Data items
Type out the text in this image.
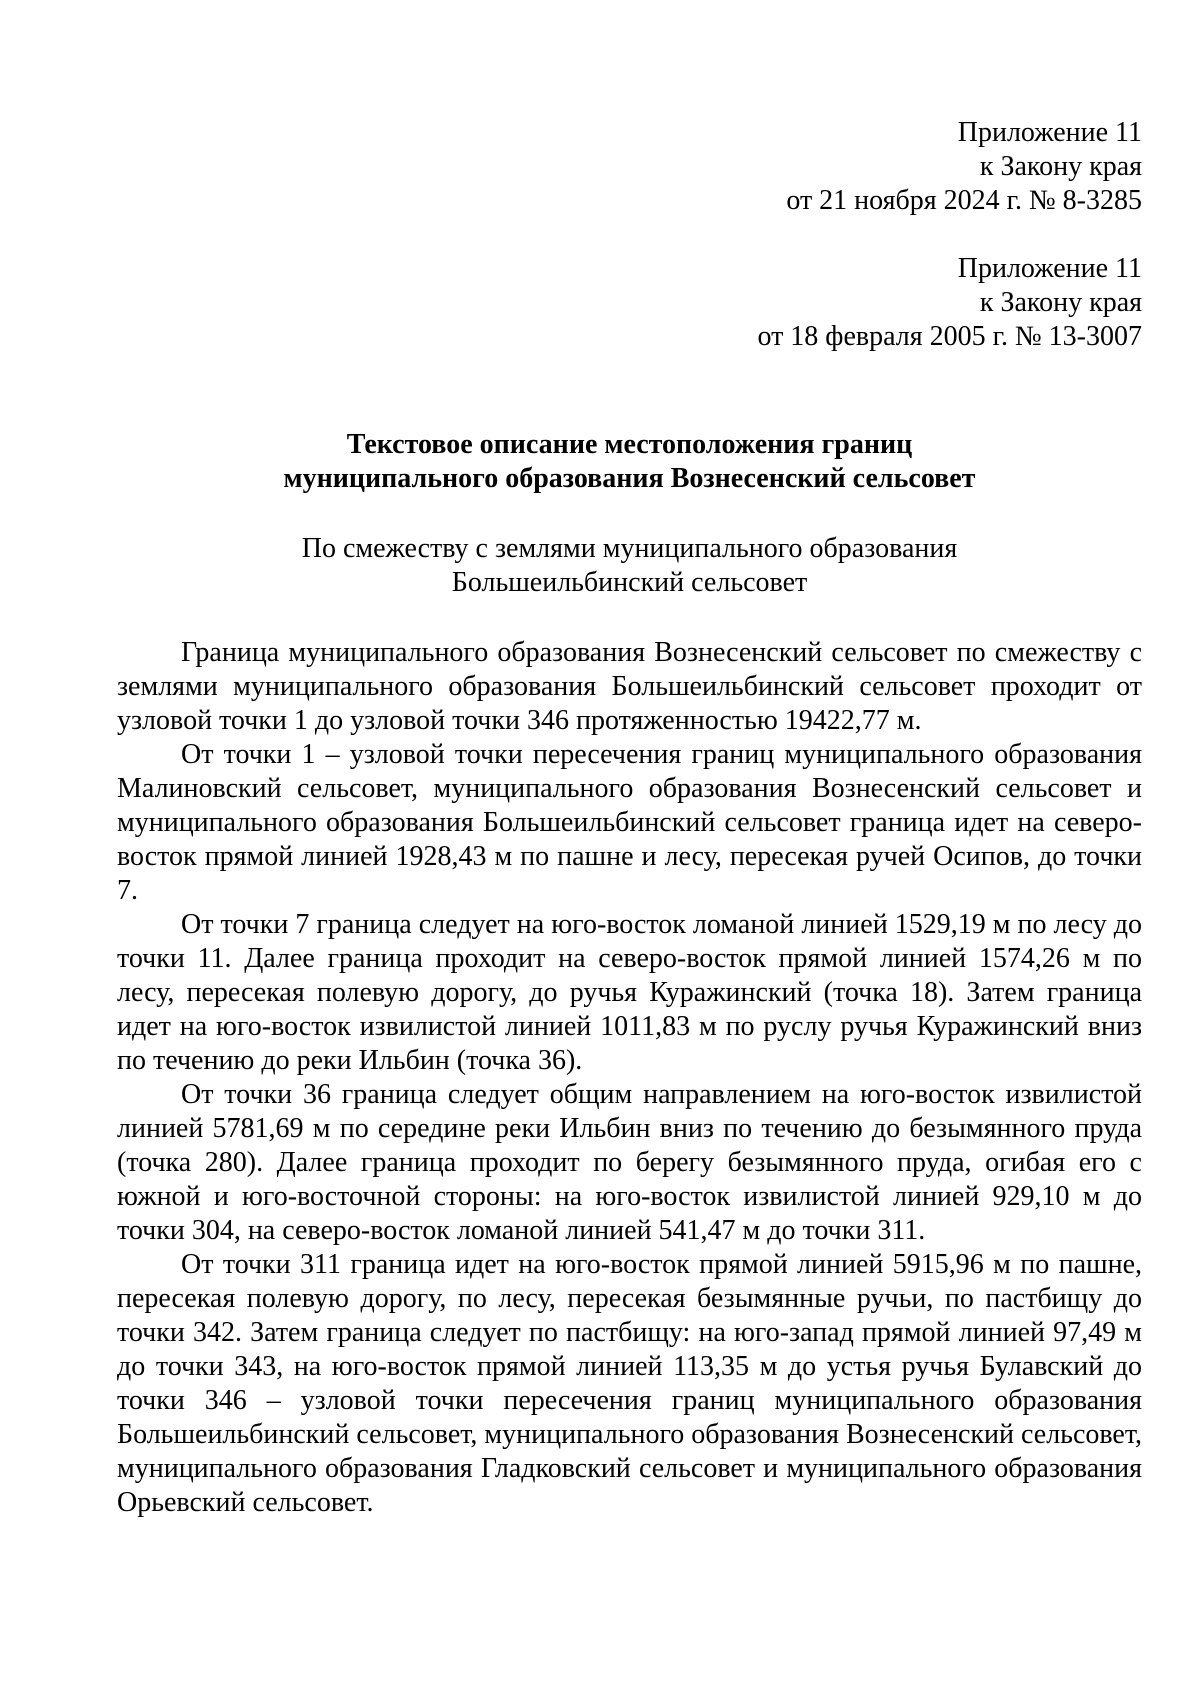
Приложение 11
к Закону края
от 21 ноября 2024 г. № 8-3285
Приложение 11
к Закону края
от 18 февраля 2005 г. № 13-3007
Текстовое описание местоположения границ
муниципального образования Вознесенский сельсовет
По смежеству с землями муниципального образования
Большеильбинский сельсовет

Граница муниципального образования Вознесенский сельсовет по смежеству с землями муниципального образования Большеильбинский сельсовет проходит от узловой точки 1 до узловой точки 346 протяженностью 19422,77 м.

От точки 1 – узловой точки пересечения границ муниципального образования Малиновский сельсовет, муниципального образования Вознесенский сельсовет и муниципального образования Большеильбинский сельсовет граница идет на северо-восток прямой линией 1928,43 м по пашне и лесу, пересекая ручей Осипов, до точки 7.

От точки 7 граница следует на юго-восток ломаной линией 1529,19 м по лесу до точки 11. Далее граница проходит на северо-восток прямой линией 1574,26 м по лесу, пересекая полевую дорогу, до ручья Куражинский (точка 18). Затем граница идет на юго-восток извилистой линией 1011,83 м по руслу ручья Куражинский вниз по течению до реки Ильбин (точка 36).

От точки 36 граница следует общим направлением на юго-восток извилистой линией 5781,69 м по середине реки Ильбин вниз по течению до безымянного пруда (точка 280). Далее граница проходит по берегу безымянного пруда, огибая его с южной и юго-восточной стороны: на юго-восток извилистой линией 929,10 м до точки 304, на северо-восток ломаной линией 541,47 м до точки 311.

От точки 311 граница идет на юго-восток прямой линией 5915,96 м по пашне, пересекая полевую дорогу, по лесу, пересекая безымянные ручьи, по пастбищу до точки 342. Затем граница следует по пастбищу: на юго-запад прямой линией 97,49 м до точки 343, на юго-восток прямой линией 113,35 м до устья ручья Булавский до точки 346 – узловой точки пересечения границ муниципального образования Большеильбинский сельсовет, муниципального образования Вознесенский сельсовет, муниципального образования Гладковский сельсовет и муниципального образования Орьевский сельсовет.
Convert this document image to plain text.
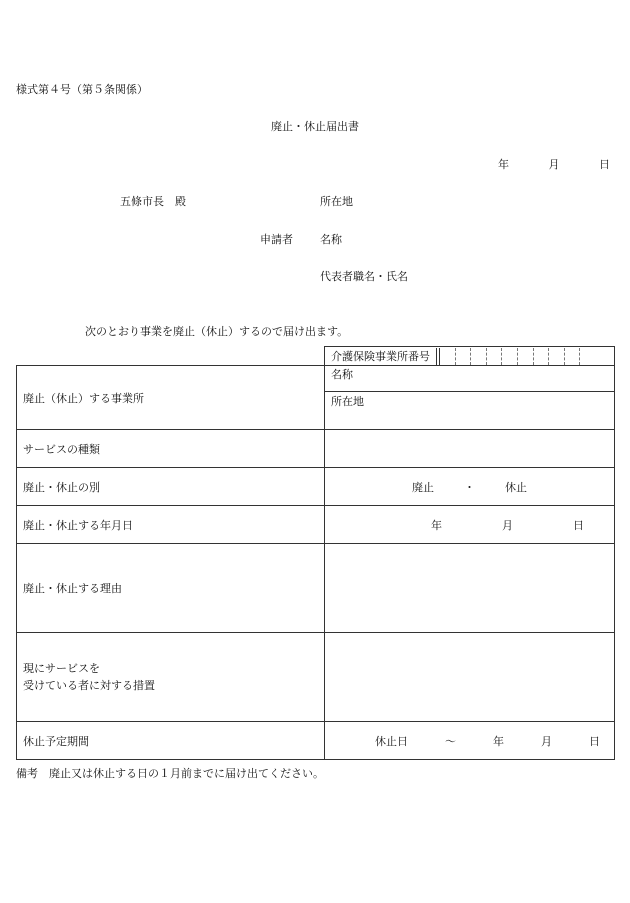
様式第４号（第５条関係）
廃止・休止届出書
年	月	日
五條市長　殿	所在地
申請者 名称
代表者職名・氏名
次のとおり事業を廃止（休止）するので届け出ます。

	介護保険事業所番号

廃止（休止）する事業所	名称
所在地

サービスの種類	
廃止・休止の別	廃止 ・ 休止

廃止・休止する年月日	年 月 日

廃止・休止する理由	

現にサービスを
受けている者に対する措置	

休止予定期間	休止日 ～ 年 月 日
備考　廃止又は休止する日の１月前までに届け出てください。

WHAT IS ASKED:
Lines of the material that contain the word "лесу" are to be gathered.

RESULT BELOW:
От точки 1 – узловой точки пересечения границ муниципального образования Малиновский сельсовет, муниципального образования Вознесенский сельсовет и муниципального образования Большеильбинский сельсовет граница идет на северо-восток прямой линией 1928,43 м по пашне и лесу, пересекая ручей Осипов, до точки 7.
От точки 7 граница следует на юго-восток ломаной линией 1529,19 м по лесу до точки 11. Далее граница проходит на северо-восток прямой линией 1574,26 м по лесу, пересекая полевую дорогу, до ручья Куражинский (точка 18). Затем граница идет на юго-восток извилистой линией 1011,83 м по руслу ручья Куражинский вниз по течению до реки Ильбин (точка 36).
От точки 311 граница идет на юго-восток прямой линией 5915,96 м по пашне, пересекая полевую дорогу, по лесу, пересекая безымянные ручьи, по пастбищу до точки 342. Затем граница следует по пастбищу: на юго-запад прямой линией 97,49 м до точки 343, на юго-восток прямой линией 113,35 м до устья ручья Булавский до точки 346 – узловой точки пересечения границ муниципального образования Большеильбинский сельсовет, муниципального образования Вознесенский сельсовет, муниципального образования Гладковский сельсовет и муниципального образования Орьевский сельсовет.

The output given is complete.